### GIVEN ENTRIES ###

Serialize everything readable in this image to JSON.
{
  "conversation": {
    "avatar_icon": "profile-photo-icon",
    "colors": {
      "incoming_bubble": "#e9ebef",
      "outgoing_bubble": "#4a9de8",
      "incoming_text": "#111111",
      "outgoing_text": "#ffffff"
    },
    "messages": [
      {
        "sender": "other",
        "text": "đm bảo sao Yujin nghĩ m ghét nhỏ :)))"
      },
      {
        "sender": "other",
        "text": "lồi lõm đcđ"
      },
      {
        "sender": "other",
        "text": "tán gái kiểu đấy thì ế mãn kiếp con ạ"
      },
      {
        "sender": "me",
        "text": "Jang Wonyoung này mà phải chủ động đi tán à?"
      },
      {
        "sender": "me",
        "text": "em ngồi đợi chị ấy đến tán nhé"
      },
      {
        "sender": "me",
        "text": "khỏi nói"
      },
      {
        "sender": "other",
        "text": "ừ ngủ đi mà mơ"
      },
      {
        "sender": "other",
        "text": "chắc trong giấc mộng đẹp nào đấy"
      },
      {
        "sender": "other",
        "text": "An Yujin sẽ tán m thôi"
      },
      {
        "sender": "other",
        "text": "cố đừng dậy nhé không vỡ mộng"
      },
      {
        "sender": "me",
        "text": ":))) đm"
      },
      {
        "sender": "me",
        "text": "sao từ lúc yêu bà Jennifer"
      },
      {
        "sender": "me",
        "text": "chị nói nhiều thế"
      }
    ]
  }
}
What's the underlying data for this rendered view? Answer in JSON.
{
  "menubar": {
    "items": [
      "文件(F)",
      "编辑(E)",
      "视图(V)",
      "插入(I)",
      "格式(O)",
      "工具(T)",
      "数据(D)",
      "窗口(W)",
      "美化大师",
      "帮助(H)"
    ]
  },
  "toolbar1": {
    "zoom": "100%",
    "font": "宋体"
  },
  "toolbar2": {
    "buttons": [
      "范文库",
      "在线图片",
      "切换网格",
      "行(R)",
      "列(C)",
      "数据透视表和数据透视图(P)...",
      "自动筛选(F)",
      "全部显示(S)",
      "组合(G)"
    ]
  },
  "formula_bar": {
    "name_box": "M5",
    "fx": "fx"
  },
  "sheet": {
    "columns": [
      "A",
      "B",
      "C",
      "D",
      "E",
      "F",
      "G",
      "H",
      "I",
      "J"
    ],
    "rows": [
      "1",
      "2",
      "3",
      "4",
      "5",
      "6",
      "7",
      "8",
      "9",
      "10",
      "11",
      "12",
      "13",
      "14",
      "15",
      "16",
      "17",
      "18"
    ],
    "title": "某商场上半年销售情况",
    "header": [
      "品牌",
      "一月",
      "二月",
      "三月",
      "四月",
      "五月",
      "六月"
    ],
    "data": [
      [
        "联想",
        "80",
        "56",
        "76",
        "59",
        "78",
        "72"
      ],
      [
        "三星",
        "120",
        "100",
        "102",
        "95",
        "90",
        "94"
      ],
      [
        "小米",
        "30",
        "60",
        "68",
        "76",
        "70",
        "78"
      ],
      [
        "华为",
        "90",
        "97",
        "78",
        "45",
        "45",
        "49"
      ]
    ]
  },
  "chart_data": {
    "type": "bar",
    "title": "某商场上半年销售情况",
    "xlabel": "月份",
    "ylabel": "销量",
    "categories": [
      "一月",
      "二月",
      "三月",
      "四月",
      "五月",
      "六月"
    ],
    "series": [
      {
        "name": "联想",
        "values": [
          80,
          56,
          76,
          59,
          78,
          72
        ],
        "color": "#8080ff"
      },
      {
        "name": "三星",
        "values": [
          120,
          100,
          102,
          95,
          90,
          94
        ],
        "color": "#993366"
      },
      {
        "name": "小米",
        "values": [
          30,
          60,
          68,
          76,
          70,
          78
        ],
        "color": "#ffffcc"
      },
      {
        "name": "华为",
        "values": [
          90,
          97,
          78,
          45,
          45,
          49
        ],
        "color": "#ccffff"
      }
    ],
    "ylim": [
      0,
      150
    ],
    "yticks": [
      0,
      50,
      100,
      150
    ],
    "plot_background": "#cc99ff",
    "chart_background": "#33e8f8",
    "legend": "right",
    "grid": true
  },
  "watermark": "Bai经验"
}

###

→ **WHAT IS BEING ASKED**
Copy each line of the data above that holds "mộng".

→ **THE ANSWER**
        "text": "chắc trong giấc mộng đẹp nào đấy"
        "text": "cố đừng dậy nhé không vỡ mộng"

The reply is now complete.